EXERCISE TASK: Each entry below is to be given again word for word, with no pictures.
+ + + + + + +
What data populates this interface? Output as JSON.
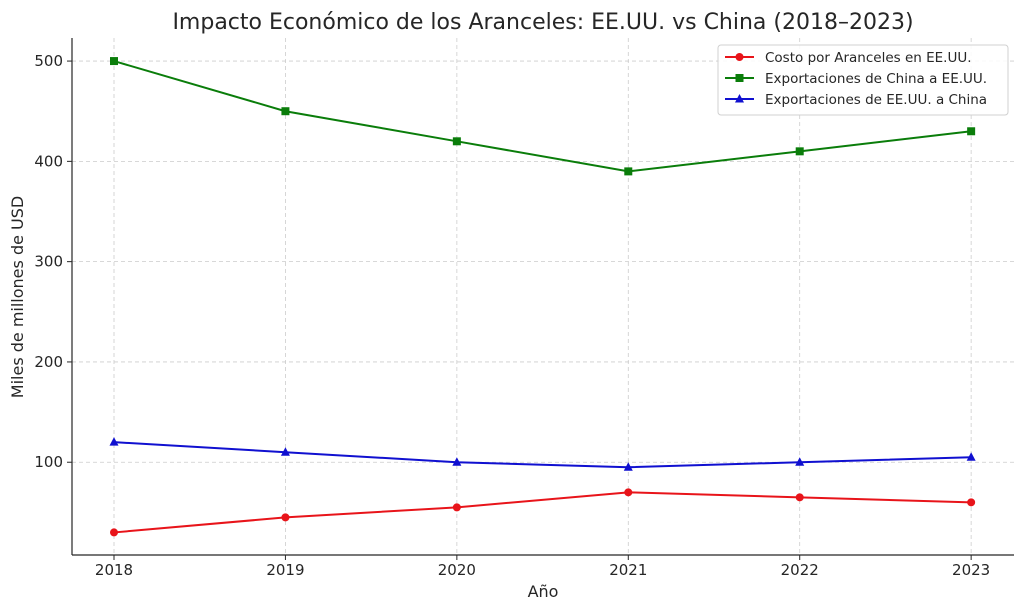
{
  "chart_data": {
    "type": "line",
    "title": "Impacto Económico de los Aranceles: EE.UU. vs China (2018–2023)",
    "xlabel": "Año",
    "ylabel": "Miles de millones de USD",
    "x": [
      2018,
      2019,
      2020,
      2021,
      2022,
      2023
    ],
    "xlim": [
      2017.755,
      2023.25
    ],
    "ylim": [
      7.5,
      523
    ],
    "yticks": [
      100,
      200,
      300,
      400,
      500
    ],
    "grid": true,
    "legend_position": "top-right",
    "series": [
      {
        "name": "Costo por Aranceles en EE.UU.",
        "color": "#e8141a",
        "marker": "circle",
        "values": [
          30,
          45,
          55,
          70,
          65,
          60
        ]
      },
      {
        "name": "Exportaciones de China a EE.UU.",
        "color": "#0a7d0a",
        "marker": "square",
        "values": [
          500,
          450,
          420,
          390,
          410,
          430
        ]
      },
      {
        "name": "Exportaciones de EE.UU. a China",
        "color": "#1010d0",
        "marker": "triangle",
        "values": [
          120,
          110,
          100,
          95,
          100,
          105
        ]
      }
    ]
  }
}
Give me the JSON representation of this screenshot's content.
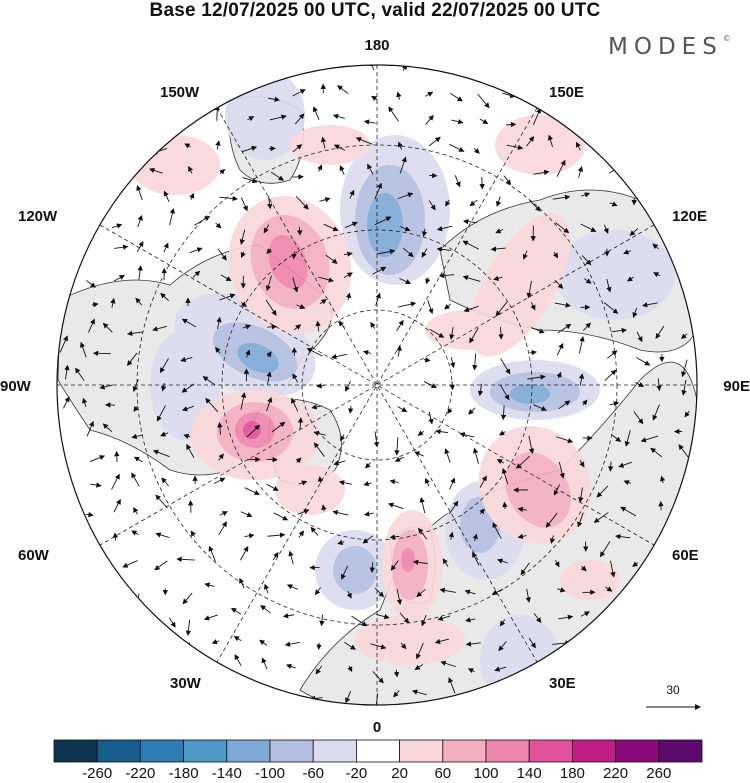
+ + + + + + +
RESULT FOR THIS TASK:
What data populates this interface? Output as JSON.
{
  "chart_data": {
    "type": "line",
    "title": "Impacto Económico de los Aranceles: EE.UU. vs China (2018–2023)",
    "xlabel": "Año",
    "ylabel": "Miles de millones de USD",
    "x": [
      2018,
      2019,
      2020,
      2021,
      2022,
      2023
    ],
    "xlim": [
      2017.755,
      2023.25
    ],
    "ylim": [
      7.5,
      523
    ],
    "yticks": [
      100,
      200,
      300,
      400,
      500
    ],
    "grid": true,
    "legend_position": "top-right",
    "series": [
      {
        "name": "Costo por Aranceles en EE.UU.",
        "color": "#e8141a",
        "marker": "circle",
        "values": [
          30,
          45,
          55,
          70,
          65,
          60
        ]
      },
      {
        "name": "Exportaciones de China a EE.UU.",
        "color": "#0a7d0a",
        "marker": "square",
        "values": [
          500,
          450,
          420,
          390,
          410,
          430
        ]
      },
      {
        "name": "Exportaciones de EE.UU. a China",
        "color": "#1010d0",
        "marker": "triangle",
        "values": [
          120,
          110,
          100,
          95,
          100,
          105
        ]
      }
    ]
  }
}
Give me the JSON representation of this screenshot's content.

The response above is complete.